WHAT YOU ARE ASKED TO DO - In the material below, find every line with "voltages" and pull it out.

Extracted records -
┄┄┄┄┄┄
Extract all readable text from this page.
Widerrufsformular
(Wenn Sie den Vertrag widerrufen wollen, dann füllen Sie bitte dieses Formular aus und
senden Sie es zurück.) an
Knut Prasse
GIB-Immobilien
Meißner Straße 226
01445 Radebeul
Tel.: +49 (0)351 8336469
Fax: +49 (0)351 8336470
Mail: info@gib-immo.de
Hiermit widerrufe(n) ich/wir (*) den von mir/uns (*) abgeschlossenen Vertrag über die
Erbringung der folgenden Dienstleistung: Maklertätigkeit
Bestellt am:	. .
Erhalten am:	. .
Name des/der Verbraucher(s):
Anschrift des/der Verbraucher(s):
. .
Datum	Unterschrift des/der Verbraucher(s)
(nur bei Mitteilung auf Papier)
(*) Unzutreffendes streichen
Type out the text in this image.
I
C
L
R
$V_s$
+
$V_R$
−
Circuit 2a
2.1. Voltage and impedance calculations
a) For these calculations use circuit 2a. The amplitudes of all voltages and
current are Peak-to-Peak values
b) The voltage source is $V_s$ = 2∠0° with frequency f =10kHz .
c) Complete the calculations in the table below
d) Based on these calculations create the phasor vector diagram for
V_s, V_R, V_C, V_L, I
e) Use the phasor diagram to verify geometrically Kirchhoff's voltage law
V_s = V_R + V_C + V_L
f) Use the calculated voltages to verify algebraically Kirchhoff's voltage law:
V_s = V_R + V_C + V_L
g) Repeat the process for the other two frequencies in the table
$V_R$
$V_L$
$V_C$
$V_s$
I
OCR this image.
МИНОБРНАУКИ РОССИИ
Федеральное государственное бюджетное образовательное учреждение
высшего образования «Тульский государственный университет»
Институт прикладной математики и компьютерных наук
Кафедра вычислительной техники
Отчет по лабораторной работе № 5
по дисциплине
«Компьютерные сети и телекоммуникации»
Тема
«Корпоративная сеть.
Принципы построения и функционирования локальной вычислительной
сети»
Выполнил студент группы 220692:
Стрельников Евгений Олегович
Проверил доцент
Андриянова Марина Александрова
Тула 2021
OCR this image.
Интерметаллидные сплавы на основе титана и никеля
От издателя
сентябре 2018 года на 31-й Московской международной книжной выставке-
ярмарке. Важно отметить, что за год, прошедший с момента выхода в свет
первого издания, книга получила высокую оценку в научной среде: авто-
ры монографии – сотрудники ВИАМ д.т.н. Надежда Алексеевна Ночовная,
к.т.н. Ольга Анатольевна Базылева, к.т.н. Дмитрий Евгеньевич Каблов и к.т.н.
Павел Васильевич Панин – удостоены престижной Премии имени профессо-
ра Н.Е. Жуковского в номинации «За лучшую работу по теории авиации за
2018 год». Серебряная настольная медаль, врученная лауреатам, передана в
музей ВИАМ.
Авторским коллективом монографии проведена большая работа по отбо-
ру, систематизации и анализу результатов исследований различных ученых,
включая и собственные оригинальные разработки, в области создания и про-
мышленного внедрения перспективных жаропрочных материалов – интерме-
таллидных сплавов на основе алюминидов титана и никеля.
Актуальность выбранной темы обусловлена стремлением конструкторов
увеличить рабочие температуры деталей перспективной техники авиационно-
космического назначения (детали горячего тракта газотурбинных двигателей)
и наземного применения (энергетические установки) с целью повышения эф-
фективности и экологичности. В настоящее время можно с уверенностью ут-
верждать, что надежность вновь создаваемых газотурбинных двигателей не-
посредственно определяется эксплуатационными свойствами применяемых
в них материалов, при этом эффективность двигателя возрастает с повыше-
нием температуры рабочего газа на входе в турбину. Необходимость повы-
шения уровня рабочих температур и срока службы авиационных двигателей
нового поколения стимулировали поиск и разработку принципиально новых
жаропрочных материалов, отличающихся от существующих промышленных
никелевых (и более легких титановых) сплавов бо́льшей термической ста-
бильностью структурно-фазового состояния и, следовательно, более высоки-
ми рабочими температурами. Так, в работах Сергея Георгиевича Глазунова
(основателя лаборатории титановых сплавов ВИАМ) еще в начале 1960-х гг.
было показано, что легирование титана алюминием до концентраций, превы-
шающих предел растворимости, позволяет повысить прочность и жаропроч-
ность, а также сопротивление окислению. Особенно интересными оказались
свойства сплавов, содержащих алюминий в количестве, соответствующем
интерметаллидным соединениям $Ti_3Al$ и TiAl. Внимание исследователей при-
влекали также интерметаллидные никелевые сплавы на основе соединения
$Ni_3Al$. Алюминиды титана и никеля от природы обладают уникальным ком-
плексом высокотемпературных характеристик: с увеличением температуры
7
┄┄┄┄┄┄
THE OUTPUT -
a) For these calculations use circuit 2a. The amplitudes of all voltages and
f) Use the calculated voltages to verify algebraically Kirchhoff's voltage law:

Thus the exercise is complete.